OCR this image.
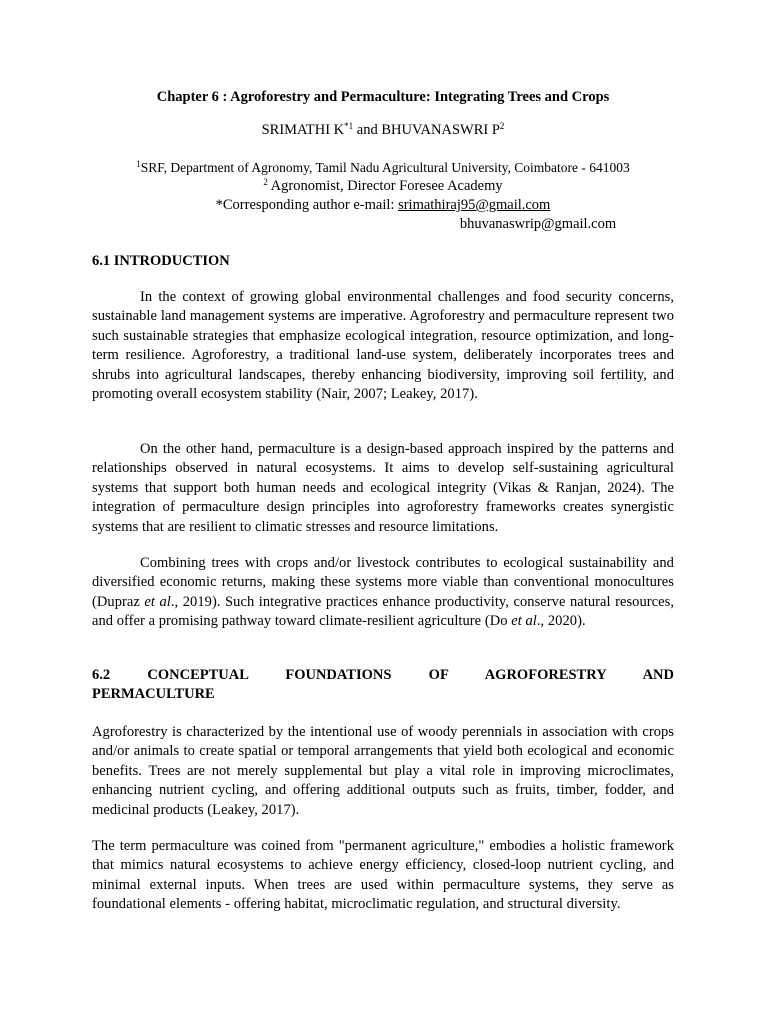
Chapter 6 : Agroforestry and Permaculture: Integrating Trees and Crops
SRIMATHI $K^{*1}$ and BHUVANASWRI $P^2$
$^1$SRF, Department of Agronomy, Tamil Nadu Agricultural University, Coimbatore - 641003
$^2$ Agronomist, Director Foresee Academy
*Corresponding author e-mail: srimathiraj95@gmail.com
bhuvanaswrip@gmail.com
6.1 INTRODUCTION

In the context of growing global environmental challenges and food security concerns, sustainable land management systems are imperative. Agroforestry and permaculture represent two such sustainable strategies that emphasize ecological integration, resource optimization, and long-term resilience. Agroforestry, a traditional land-use system, deliberately incorporates trees and shrubs into agricultural landscapes, thereby enhancing biodiversity, improving soil fertility, and promoting overall ecosystem stability (Nair, 2007; Leakey, 2017).

On the other hand, permaculture is a design-based approach inspired by the patterns and relationships observed in natural ecosystems. It aims to develop self-sustaining agricultural systems that support both human needs and ecological integrity (Vikas & Ranjan, 2024). The integration of permaculture design principles into agroforestry frameworks creates synergistic systems that are resilient to climatic stresses and resource limitations.

Combining trees with crops and/or livestock contributes to ecological sustainability and diversified economic returns, making these systems more viable than conventional monocultures (Dupraz et al., 2019). Such integrative practices enhance productivity, conserve natural resources, and offer a promising pathway toward climate-resilient agriculture (Do et al., 2020).

6.2 CONCEPTUAL FOUNDATIONS OF AGROFORESTRY AND
PERMACULTURE

Agroforestry is characterized by the intentional use of woody perennials in association with crops and/or animals to create spatial or temporal arrangements that yield both ecological and economic benefits. Trees are not merely supplemental but play a vital role in improving microclimates, enhancing nutrient cycling, and offering additional outputs such as fruits, timber, fodder, and medicinal products (Leakey, 2017).

The term permaculture was coined from "permanent agriculture," embodies a holistic framework that mimics natural ecosystems to achieve energy efficiency, closed-loop nutrient cycling, and minimal external inputs. When trees are used within permaculture systems, they serve as foundational elements - offering habitat, microclimatic regulation, and structural diversity.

= WHAT IS BEING ASKED =
Will you set down the records word for word while leaving out every picture?

= TASK OUTPUT =
OCR this image.
Chapter 6 : Agroforestry and Permaculture: Integrating Trees and Crops
SRIMATHI $K^{*1}$ and BHUVANASWRI $P^2$
$^1$SRF, Department of Agronomy, Tamil Nadu Agricultural University, Coimbatore - 641003
$^2$ Agronomist, Director Foresee Academy
*Corresponding author e-mail: srimathiraj95@gmail.com
bhuvanaswrip@gmail.com
6.1 INTRODUCTION

In the context of growing global environmental challenges and food security concerns, sustainable land management systems are imperative. Agroforestry and permaculture represent two such sustainable strategies that emphasize ecological integration, resource optimization, and long-term resilience. Agroforestry, a traditional land-use system, deliberately incorporates trees and shrubs into agricultural landscapes, thereby enhancing biodiversity, improving soil fertility, and promoting overall ecosystem stability (Nair, 2007; Leakey, 2017).

On the other hand, permaculture is a design-based approach inspired by the patterns and relationships observed in natural ecosystems. It aims to develop self-sustaining agricultural systems that support both human needs and ecological integrity (Vikas & Ranjan, 2024). The integration of permaculture design principles into agroforestry frameworks creates synergistic systems that are resilient to climatic stresses and resource limitations.

Combining trees with crops and/or livestock contributes to ecological sustainability and diversified economic returns, making these systems more viable than conventional monocultures (Dupraz et al., 2019). Such integrative practices enhance productivity, conserve natural resources, and offer a promising pathway toward climate-resilient agriculture (Do et al., 2020).

6.2 CONCEPTUAL FOUNDATIONS OF AGROFORESTRY AND
PERMACULTURE

Agroforestry is characterized by the intentional use of woody perennials in association with crops and/or animals to create spatial or temporal arrangements that yield both ecological and economic benefits. Trees are not merely supplemental but play a vital role in improving microclimates, enhancing nutrient cycling, and offering additional outputs such as fruits, timber, fodder, and medicinal products (Leakey, 2017).

The term permaculture was coined from "permanent agriculture," embodies a holistic framework that mimics natural ecosystems to achieve energy efficiency, closed-loop nutrient cycling, and minimal external inputs. When trees are used within permaculture systems, they serve as foundational elements - offering habitat, microclimatic regulation, and structural diversity.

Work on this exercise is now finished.